Task list |
• a. According to the grain market report, what is Russia's export tax on wheat now?
• b. Write out the part of the grain market report starting with "(Omissis …)." and going on through "in 13 weeks.", word for word.
• c. Carry the grain market report forward from its final sentence.

Exercise passage |
:::::
FOB Rhin Spot – July 2021 basis was at $297.72 per tonne, up $1.87 week on week.

Feed barley delivered Rouen – July 2021 basis was at 287.26$/t, up $8.82.

Malting barley FOB Creil Spot – July 2021 basis was at $393.09 per tonne, up 10.23$ from past week.

Rapessed FOB Moselle Spot – Flat – 2021 harvest was at 782.69$/ton, up $16.96 compared to prior week.

Standard sunseed delivered St Nazaire Spot – Flat – 2021 harvest was up $19.12 from last week at $715.24 per tonne.

As of October 18, German wheat with 12.5% protein for Oct. delivery, closed at $322.80/mt, up $2.80/mt.

Baltic wheat with 12.5% protein was at $322.2/mt, up $2.70/mt.

(EUR/USD=> US$1.1630).

From North Africa, GASC, the Egyptian state commodities buyer, is suspending a 15% price advantage for the Egyptian state shipping line National Navigation Company (NNC) to transport wheat reported Reuters. 

GASC traditionally uses the Egyptian state-owned ships as a way to support Egyptian jobs. 

Ocean shipping prices have surged in the past few months. 

The traditional use of NNC has led to higher shipping costs, said traders.

(Omissis …).

From the Black sea basin, SoveEcon reported that export prices for Russian wheat with 12.5% dry basis protein (11.0% on a 12% moisture basis) rose to the highest level since August 2012 at $312/MT FOB from deep-water Russian ports. 

The analyst noted that “port demand is relatively weak, with traders talking about limited forward sales, a strong ruble, and a further increase in export duties.”

IKAR said prices had stabilized for the first time in 13 weeks. 

Russia has also again raised its export tax on wheat, which now stands at $ 67 / t.

Year-to-date Russian wheat exports are 26% behind the pace at the same time last year.


The Ukraine Ag Ministry reports that 76.5% of that country’s crops have been harvested.


From The Middle East, Iraq’s agriculture ministry said the 2021/22 all winter crop planting area will fall by 50% due to a water shortage. 

The United Nations (UN) Food and Agriculture Organization (FAO) said wheat production will be 70% lower compared to the previous season. 

Iraq is suffering from a drought compounded by water extraction upstream from the Euphrates and Tigris Rivers.
:::::
Dataset extract |
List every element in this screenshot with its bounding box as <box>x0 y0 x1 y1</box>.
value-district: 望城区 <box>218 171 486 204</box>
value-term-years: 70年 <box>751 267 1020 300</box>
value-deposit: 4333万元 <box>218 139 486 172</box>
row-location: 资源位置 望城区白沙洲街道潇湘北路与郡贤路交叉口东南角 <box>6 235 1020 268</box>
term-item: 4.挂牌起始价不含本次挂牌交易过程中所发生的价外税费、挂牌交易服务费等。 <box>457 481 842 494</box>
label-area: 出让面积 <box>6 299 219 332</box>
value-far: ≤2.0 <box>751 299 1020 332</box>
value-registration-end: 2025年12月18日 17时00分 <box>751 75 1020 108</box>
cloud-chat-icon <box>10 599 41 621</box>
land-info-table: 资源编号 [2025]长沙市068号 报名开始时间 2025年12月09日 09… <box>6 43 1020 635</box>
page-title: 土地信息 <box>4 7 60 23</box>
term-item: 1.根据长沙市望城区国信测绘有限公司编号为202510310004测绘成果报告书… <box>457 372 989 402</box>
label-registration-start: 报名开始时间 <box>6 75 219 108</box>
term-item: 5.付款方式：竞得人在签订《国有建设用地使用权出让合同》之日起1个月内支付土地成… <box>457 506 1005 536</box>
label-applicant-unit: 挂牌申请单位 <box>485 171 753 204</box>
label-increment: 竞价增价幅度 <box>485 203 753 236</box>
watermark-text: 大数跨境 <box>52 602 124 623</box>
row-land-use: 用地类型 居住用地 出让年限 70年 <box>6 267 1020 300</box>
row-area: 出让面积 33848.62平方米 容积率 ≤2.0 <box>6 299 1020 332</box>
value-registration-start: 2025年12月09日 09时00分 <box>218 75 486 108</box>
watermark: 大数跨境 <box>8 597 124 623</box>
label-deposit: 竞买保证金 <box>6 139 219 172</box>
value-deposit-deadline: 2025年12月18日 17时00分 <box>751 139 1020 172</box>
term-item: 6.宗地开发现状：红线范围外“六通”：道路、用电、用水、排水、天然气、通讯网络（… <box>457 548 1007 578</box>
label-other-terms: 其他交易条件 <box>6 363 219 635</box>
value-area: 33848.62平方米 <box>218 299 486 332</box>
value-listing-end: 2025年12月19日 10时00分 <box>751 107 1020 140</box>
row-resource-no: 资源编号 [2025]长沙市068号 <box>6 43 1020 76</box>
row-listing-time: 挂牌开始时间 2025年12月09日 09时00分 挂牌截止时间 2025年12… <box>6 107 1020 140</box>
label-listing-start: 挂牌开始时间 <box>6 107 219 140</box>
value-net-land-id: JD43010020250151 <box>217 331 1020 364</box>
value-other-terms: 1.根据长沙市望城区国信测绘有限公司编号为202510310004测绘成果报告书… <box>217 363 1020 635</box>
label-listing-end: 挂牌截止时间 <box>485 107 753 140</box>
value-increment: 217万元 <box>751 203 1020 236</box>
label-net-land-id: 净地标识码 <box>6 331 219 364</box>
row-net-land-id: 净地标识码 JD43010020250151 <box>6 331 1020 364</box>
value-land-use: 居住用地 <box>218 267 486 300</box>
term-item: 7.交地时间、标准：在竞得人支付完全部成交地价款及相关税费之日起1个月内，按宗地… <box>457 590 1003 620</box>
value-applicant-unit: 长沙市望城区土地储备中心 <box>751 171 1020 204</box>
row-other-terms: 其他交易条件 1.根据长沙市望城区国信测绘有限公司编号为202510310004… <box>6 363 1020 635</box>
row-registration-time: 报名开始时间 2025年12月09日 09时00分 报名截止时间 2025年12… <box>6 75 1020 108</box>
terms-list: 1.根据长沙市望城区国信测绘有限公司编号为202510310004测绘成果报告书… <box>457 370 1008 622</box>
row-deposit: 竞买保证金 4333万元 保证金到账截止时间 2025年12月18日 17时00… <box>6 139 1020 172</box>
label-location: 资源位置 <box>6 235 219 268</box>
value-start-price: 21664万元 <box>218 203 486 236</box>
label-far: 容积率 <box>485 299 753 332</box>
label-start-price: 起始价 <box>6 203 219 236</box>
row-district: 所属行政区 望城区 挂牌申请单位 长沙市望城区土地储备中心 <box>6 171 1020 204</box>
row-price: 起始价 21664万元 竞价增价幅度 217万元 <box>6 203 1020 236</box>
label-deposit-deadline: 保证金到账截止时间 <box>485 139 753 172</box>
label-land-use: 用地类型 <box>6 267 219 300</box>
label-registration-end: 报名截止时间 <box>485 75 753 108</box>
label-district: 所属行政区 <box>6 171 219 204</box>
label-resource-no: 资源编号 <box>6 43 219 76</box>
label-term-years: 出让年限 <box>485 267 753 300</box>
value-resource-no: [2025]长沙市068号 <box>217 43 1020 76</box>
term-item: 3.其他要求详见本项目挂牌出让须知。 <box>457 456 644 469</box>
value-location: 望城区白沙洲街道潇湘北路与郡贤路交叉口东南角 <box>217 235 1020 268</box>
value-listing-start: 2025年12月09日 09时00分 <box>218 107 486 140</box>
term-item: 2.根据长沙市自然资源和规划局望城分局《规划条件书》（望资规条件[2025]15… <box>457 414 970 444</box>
:::::
Outputs by task |
• a. $67 per tonne.

• b.
(Omissis …).

From the Black sea basin, SoveEcon reported that export prices for Russian wheat with 12.5% dry basis protein (11.0% on a 12% moisture basis) rose to the highest level since August 2012 at $312/MT FOB from deep-water Russian ports. 

The analyst noted that “port demand is relatively weak, with traders talking about limited forward sales, a strong ruble, and a further increase in export duties.”

IKAR said prices had stabilized for the first time in 13 weeks.

• c.
Mercy Corps and the Norwegian Refugee Council warned that 7 million Iraqis risk losing access to water amid rising temperatures and record low rainfall.

The USDA most recently estimated Iraq’s wheat crop at 4.5 MMT with imports of 2.8 MMT.

(Omissis …)

From the Middle Kingdom, China imported 44.8% less wheat in September 2021 compared to September 2020 according to data published by the General Administration of Customs. 

Elevated wheat prices and falling domestic corn prices cut the demand for overseas shipments. 

Year-todate, China’s wheat imports are 5.2 MMT for the calendar year according to USDA. 

(Omissis …).

From Australia, Aussie wheat production is expected to be 31.9 MMT this year said a recent report from Rabobank. 

The USDA reported that Australian wheat production would be 31.5 MMT. 

While 4% less than last year’s production, it is still the second largest Australian crop in a row.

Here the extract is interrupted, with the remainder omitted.